+++ Dataset extract

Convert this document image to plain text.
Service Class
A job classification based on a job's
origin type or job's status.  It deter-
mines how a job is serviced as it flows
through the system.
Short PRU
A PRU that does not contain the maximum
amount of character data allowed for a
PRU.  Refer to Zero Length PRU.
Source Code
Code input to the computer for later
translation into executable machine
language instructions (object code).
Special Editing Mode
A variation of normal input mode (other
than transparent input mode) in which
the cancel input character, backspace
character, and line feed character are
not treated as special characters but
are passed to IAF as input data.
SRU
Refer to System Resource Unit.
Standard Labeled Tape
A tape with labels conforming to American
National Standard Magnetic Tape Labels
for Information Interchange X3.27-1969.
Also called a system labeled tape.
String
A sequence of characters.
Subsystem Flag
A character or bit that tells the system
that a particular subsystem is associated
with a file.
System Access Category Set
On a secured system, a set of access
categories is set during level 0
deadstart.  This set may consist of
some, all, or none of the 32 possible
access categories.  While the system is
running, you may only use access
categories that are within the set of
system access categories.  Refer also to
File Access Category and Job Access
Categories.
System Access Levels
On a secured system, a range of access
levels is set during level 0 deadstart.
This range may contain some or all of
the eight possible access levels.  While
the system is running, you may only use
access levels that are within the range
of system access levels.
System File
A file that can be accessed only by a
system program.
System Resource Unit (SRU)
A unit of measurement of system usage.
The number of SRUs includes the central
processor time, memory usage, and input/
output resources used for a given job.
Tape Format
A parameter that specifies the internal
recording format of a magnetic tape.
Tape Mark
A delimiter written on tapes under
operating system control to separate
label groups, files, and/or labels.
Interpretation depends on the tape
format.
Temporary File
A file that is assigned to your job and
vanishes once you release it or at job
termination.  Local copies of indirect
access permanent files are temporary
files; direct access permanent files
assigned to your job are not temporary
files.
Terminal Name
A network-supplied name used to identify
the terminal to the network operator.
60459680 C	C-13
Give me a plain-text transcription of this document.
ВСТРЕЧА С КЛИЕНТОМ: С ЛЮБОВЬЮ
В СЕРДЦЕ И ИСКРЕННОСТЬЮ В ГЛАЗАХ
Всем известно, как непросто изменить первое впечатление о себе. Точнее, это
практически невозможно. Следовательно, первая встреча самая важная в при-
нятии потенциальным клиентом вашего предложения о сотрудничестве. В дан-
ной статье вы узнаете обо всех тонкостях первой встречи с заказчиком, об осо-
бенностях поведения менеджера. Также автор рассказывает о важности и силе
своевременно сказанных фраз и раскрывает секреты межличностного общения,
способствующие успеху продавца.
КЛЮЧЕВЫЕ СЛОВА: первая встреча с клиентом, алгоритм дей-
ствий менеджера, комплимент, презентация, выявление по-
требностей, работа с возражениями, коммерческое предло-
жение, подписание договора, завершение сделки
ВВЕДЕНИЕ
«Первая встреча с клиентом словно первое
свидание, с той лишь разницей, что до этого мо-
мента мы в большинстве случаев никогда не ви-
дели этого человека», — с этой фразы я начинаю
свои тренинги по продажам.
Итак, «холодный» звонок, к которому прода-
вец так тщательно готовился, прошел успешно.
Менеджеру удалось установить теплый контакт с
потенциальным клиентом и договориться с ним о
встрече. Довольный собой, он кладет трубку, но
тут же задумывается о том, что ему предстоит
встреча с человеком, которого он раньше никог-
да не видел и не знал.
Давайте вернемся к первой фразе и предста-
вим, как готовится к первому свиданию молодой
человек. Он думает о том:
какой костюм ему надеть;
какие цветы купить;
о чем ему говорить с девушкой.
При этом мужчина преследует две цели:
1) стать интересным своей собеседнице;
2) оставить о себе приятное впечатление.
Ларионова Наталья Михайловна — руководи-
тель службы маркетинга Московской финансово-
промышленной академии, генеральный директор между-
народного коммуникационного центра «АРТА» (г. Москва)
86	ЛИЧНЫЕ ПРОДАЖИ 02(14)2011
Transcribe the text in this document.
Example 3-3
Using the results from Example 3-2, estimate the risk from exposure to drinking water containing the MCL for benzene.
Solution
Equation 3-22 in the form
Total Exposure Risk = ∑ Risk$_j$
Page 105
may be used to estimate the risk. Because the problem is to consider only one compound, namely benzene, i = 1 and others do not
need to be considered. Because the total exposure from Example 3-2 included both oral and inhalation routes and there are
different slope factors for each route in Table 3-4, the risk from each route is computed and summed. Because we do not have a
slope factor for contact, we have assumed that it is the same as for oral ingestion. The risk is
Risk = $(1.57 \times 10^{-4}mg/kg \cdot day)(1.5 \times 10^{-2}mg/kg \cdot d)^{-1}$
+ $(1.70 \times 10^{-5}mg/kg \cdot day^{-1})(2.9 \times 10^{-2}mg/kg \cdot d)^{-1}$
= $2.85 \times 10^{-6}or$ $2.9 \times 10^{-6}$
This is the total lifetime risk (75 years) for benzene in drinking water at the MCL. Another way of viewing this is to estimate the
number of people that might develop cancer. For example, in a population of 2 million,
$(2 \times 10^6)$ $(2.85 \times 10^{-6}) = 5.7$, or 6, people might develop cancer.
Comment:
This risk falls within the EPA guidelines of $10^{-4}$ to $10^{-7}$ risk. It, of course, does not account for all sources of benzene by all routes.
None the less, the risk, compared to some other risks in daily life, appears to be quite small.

++++++

### Aim
Using the exact wording, write out all of the records.

### Completed task
Convert this document image to plain text.
Service Class
A job classification based on a job's
origin type or job's status.  It deter-
mines how a job is serviced as it flows
through the system.
Short PRU
A PRU that does not contain the maximum
amount of character data allowed for a
PRU.  Refer to Zero Length PRU.
Source Code
Code input to the computer for later
translation into executable machine
language instructions (object code).
Special Editing Mode
A variation of normal input mode (other
than transparent input mode) in which
the cancel input character, backspace
character, and line feed character are
not treated as special characters but
are passed to IAF as input data.
SRU
Refer to System Resource Unit.
Standard Labeled Tape
A tape with labels conforming to American
National Standard Magnetic Tape Labels
for Information Interchange X3.27-1969.
Also called a system labeled tape.
String
A sequence of characters.
Subsystem Flag
A character or bit that tells the system
that a particular subsystem is associated
with a file.
System Access Category Set
On a secured system, a set of access
categories is set during level 0
deadstart.  This set may consist of
some, all, or none of the 32 possible
access categories.  While the system is
running, you may only use access
categories that are within the set of
system access categories.  Refer also to
File Access Category and Job Access
Categories.
System Access Levels
On a secured system, a range of access
levels is set during level 0 deadstart.
This range may contain some or all of
the eight possible access levels.  While
the system is running, you may only use
access levels that are within the range
of system access levels.
System File
A file that can be accessed only by a
system program.
System Resource Unit (SRU)
A unit of measurement of system usage.
The number of SRUs includes the central
processor time, memory usage, and input/
output resources used for a given job.
Tape Format
A parameter that specifies the internal
recording format of a magnetic tape.
Tape Mark
A delimiter written on tapes under
operating system control to separate
label groups, files, and/or labels.
Interpretation depends on the tape
format.
Temporary File
A file that is assigned to your job and
vanishes once you release it or at job
termination.  Local copies of indirect
access permanent files are temporary
files; direct access permanent files
assigned to your job are not temporary
files.
Terminal Name
A network-supplied name used to identify
the terminal to the network operator.
60459680 C	C-13
Give me a plain-text transcription of this document.
ВСТРЕЧА С КЛИЕНТОМ: С ЛЮБОВЬЮ
В СЕРДЦЕ И ИСКРЕННОСТЬЮ В ГЛАЗАХ
Всем известно, как непросто изменить первое впечатление о себе. Точнее, это
практически невозможно. Следовательно, первая встреча самая важная в при-
нятии потенциальным клиентом вашего предложения о сотрудничестве. В дан-
ной статье вы узнаете обо всех тонкостях первой встречи с заказчиком, об осо-
бенностях поведения менеджера. Также автор рассказывает о важности и силе
своевременно сказанных фраз и раскрывает секреты межличностного общения,
способствующие успеху продавца.
КЛЮЧЕВЫЕ СЛОВА: первая встреча с клиентом, алгоритм дей-
ствий менеджера, комплимент, презентация, выявление по-
требностей, работа с возражениями, коммерческое предло-
жение, подписание договора, завершение сделки
ВВЕДЕНИЕ
«Первая встреча с клиентом словно первое
свидание, с той лишь разницей, что до этого мо-
мента мы в большинстве случаев никогда не ви-
дели этого человека», — с этой фразы я начинаю
свои тренинги по продажам.
Итак, «холодный» звонок, к которому прода-
вец так тщательно готовился, прошел успешно.
Менеджеру удалось установить теплый контакт с
потенциальным клиентом и договориться с ним о
встрече. Довольный собой, он кладет трубку, но
тут же задумывается о том, что ему предстоит
встреча с человеком, которого он раньше никог-
да не видел и не знал.
Давайте вернемся к первой фразе и предста-
вим, как готовится к первому свиданию молодой
человек. Он думает о том:
какой костюм ему надеть;
какие цветы купить;
о чем ему говорить с девушкой.
При этом мужчина преследует две цели:
1) стать интересным своей собеседнице;
2) оставить о себе приятное впечатление.
Ларионова Наталья Михайловна — руководи-
тель службы маркетинга Московской финансово-
промышленной академии, генеральный директор между-
народного коммуникационного центра «АРТА» (г. Москва)
86	ЛИЧНЫЕ ПРОДАЖИ 02(14)2011
Transcribe the text in this document.
Example 3-3
Using the results from Example 3-2, estimate the risk from exposure to drinking water containing the MCL for benzene.
Solution
Equation 3-22 in the form
Total Exposure Risk = ∑ Risk$_j$
Page 105
may be used to estimate the risk. Because the problem is to consider only one compound, namely benzene, i = 1 and others do not
need to be considered. Because the total exposure from Example 3-2 included both oral and inhalation routes and there are
different slope factors for each route in Table 3-4, the risk from each route is computed and summed. Because we do not have a
slope factor for contact, we have assumed that it is the same as for oral ingestion. The risk is
Risk = $(1.57 \times 10^{-4}mg/kg \cdot day)(1.5 \times 10^{-2}mg/kg \cdot d)^{-1}$
+ $(1.70 \times 10^{-5}mg/kg \cdot day^{-1})(2.9 \times 10^{-2}mg/kg \cdot d)^{-1}$
= $2.85 \times 10^{-6}or$ $2.9 \times 10^{-6}$
This is the total lifetime risk (75 years) for benzene in drinking water at the MCL. Another way of viewing this is to estimate the
number of people that might develop cancer. For example, in a population of 2 million,
$(2 \times 10^6)$ $(2.85 \times 10^{-6}) = 5.7$, or 6, people might develop cancer.
Comment:
This risk falls within the EPA guidelines of $10^{-4}$ to $10^{-7}$ risk. It, of course, does not account for all sources of benzene by all routes.
None the less, the risk, compared to some other risks in daily life, appears to be quite small.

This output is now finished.